> SET PROBLEM
Give only one thing: the number of lines that include the word "View".

Data entries for graphics:
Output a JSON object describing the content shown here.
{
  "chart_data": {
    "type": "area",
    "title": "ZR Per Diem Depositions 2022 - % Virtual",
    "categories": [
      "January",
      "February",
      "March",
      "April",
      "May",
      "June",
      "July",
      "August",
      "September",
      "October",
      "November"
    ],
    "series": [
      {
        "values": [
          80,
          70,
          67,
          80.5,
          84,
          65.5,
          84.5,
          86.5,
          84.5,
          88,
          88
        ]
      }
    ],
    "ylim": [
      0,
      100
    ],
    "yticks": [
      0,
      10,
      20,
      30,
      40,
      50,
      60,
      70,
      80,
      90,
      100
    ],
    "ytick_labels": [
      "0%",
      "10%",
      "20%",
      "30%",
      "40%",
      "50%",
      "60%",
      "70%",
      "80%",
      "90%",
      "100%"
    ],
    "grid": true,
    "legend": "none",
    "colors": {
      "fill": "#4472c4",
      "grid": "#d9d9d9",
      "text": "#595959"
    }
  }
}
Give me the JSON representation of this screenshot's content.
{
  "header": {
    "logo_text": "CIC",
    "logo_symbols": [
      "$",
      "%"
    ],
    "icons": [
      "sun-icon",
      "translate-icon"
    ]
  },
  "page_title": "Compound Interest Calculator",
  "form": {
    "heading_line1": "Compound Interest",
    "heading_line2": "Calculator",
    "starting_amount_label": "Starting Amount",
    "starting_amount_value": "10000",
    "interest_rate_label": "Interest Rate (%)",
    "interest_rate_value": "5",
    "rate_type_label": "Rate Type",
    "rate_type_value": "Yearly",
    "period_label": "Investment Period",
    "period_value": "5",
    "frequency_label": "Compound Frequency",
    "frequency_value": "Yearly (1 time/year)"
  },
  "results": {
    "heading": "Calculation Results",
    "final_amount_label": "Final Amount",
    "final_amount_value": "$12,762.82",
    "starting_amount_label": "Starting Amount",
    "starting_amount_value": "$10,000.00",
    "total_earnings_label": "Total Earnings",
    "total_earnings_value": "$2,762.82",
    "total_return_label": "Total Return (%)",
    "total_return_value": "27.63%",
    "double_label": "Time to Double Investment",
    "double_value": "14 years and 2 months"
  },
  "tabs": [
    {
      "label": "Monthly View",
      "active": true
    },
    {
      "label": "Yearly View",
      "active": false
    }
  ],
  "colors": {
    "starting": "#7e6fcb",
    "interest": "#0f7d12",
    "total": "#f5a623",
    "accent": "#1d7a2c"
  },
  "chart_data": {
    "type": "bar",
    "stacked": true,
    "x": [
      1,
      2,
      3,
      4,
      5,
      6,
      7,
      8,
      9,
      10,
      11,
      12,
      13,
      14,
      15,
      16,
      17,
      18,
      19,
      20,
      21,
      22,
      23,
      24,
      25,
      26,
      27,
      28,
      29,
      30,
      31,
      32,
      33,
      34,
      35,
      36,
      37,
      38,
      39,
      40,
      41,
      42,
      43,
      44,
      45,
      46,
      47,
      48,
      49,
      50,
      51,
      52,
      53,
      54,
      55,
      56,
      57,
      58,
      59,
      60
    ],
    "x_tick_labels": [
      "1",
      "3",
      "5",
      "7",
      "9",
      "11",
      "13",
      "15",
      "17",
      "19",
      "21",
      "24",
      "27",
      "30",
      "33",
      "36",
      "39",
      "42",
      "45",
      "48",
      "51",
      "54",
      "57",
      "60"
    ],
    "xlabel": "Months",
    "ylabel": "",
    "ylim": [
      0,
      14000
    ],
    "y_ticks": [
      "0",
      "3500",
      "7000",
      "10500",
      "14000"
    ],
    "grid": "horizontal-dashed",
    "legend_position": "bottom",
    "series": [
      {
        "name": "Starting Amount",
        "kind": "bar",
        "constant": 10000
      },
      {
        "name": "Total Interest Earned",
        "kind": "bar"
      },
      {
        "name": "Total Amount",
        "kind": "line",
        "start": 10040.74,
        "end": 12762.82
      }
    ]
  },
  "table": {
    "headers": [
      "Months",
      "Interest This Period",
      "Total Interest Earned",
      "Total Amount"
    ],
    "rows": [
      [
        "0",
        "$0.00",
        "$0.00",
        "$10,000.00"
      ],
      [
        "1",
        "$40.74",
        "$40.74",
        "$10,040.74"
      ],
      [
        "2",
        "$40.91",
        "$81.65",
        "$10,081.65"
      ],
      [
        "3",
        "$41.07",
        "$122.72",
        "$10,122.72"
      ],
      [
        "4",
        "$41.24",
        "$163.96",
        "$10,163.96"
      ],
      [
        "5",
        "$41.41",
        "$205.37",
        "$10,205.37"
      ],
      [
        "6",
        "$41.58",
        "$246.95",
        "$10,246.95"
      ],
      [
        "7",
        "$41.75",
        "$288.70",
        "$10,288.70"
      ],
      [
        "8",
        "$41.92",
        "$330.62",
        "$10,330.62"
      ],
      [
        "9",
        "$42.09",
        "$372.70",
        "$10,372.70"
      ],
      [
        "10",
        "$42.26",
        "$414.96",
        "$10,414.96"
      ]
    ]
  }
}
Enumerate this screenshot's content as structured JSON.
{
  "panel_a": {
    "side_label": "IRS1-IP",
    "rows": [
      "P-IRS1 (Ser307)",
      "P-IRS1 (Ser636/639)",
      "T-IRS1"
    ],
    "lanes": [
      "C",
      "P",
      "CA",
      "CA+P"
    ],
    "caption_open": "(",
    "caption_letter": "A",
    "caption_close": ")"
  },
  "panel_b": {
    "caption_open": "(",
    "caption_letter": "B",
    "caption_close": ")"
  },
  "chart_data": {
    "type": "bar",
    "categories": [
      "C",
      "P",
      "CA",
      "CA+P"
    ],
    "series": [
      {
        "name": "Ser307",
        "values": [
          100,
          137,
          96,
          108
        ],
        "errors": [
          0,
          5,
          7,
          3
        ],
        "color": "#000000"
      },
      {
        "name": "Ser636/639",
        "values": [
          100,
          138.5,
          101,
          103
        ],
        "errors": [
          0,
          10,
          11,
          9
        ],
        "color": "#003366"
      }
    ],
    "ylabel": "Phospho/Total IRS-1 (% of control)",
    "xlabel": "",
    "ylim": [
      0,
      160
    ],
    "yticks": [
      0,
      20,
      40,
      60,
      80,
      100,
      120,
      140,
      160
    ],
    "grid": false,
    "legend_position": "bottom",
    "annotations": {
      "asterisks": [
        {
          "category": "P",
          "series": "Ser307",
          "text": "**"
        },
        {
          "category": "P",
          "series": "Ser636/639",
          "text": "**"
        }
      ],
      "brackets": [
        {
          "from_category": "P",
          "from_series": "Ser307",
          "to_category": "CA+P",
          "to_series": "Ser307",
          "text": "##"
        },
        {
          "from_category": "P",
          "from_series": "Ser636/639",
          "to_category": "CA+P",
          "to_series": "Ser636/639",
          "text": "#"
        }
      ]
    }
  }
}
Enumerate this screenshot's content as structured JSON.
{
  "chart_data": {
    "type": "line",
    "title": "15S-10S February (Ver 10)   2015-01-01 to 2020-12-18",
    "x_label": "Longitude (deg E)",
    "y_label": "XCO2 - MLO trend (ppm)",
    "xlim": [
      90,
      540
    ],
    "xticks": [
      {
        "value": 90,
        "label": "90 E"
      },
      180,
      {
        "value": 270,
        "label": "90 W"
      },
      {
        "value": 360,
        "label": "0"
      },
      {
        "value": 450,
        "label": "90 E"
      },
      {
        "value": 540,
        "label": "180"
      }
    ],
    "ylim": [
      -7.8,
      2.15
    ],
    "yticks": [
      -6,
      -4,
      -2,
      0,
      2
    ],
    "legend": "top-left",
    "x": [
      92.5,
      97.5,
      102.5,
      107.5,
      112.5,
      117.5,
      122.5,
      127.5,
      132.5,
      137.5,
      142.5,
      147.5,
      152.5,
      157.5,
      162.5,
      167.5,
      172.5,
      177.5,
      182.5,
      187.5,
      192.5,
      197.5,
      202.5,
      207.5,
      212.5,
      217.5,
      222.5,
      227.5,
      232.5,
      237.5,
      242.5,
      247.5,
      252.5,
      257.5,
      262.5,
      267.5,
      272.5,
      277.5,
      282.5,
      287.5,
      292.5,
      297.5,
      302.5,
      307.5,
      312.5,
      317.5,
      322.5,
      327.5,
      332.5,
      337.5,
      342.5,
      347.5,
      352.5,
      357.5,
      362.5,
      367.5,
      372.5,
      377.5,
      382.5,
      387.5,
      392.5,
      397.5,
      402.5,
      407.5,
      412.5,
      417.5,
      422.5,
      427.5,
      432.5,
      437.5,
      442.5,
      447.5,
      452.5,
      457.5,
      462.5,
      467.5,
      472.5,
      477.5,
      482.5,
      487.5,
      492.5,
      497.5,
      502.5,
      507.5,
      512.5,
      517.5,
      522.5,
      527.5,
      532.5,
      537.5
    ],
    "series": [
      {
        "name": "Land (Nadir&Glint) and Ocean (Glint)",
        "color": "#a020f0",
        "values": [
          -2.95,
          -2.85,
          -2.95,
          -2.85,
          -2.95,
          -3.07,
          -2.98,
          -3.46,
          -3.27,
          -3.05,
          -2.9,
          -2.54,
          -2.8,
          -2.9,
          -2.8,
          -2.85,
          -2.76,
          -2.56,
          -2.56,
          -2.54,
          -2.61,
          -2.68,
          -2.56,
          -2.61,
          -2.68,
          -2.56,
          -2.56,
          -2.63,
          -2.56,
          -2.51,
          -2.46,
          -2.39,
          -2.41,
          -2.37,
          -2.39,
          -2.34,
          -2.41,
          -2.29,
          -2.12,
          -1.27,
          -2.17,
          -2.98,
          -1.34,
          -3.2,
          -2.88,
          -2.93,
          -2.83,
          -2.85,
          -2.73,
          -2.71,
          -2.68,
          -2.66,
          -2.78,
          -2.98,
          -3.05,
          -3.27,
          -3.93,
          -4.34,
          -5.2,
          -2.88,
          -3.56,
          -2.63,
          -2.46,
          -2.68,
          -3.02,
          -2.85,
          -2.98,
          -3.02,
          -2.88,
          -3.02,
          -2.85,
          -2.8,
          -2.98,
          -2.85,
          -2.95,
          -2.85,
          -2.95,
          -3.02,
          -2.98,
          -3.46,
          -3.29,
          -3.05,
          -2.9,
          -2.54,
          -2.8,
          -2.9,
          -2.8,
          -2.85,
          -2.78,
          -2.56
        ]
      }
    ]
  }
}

> RESULT
2